- _Problem to solve_
Separate out the lines that hold "linii".

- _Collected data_
--

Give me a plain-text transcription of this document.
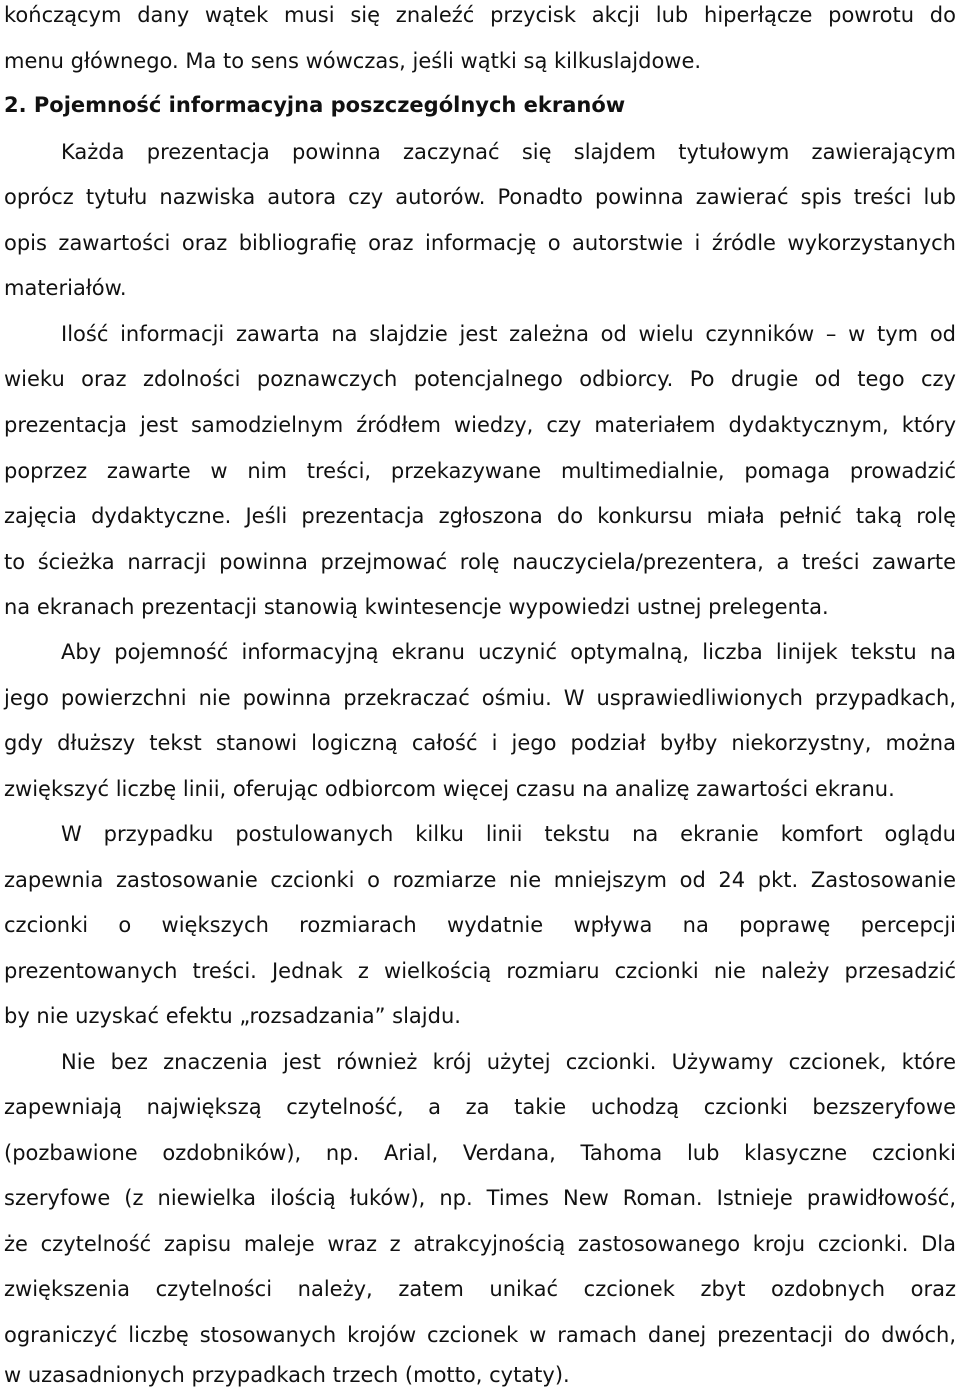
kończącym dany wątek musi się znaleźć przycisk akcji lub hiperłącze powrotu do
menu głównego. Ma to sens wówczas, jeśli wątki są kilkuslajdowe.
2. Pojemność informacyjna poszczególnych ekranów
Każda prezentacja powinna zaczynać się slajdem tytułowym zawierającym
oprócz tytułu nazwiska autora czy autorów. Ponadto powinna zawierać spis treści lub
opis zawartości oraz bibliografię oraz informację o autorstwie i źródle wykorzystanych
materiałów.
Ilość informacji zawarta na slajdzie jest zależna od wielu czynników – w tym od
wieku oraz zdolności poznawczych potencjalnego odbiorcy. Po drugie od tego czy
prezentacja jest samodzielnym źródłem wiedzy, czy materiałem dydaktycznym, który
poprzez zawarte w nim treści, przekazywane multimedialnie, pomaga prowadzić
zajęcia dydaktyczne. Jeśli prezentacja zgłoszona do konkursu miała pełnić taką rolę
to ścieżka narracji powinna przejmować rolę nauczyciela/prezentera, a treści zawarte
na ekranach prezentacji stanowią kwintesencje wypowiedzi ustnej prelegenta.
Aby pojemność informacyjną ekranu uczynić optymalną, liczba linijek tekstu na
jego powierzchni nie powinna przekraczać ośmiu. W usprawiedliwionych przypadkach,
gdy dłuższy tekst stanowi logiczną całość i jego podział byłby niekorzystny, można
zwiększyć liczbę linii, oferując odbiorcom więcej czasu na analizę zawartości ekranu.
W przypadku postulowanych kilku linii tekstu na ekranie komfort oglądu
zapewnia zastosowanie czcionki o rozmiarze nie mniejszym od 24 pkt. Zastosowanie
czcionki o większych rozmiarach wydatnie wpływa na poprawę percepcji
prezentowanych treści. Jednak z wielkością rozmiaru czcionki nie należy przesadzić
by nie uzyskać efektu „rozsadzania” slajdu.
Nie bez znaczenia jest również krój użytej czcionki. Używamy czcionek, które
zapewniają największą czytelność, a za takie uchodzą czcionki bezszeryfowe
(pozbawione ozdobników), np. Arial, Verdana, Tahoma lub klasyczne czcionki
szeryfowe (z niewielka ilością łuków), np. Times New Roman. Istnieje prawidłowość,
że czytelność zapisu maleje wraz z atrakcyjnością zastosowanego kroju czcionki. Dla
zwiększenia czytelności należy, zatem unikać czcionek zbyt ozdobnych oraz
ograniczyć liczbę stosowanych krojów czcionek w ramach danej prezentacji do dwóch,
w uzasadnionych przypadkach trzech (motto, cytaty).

--

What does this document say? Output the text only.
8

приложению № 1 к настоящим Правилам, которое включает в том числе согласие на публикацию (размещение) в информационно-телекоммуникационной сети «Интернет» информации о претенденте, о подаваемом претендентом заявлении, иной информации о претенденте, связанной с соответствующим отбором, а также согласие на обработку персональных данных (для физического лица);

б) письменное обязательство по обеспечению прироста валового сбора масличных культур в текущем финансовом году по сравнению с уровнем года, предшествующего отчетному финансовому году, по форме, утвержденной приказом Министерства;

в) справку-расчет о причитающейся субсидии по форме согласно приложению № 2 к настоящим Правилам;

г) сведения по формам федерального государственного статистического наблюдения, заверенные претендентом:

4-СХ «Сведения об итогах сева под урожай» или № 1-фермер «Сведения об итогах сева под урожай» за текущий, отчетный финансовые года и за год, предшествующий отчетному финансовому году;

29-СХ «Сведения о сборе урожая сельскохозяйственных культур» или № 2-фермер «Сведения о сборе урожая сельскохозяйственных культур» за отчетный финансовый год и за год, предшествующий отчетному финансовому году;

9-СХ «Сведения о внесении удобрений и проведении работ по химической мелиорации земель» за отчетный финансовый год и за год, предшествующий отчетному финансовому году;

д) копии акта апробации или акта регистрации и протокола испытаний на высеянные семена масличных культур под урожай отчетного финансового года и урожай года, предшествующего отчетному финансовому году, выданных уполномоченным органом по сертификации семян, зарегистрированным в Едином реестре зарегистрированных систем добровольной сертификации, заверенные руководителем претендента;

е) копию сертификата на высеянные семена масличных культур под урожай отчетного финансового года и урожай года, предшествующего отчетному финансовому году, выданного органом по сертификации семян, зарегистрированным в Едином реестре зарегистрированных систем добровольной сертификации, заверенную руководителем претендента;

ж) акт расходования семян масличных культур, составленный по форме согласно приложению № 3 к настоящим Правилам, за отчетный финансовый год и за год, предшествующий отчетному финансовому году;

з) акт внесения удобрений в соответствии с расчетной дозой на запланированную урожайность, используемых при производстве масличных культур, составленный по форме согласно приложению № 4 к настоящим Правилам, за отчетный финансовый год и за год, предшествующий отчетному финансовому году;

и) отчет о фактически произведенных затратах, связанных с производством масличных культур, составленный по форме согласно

--

- _In response_
zwiększyć liczbę linii, oferując odbiorcom więcej czasu na analizę zawartości ekranu.
W przypadku postulowanych kilku linii tekstu na ekranie komfort oglądu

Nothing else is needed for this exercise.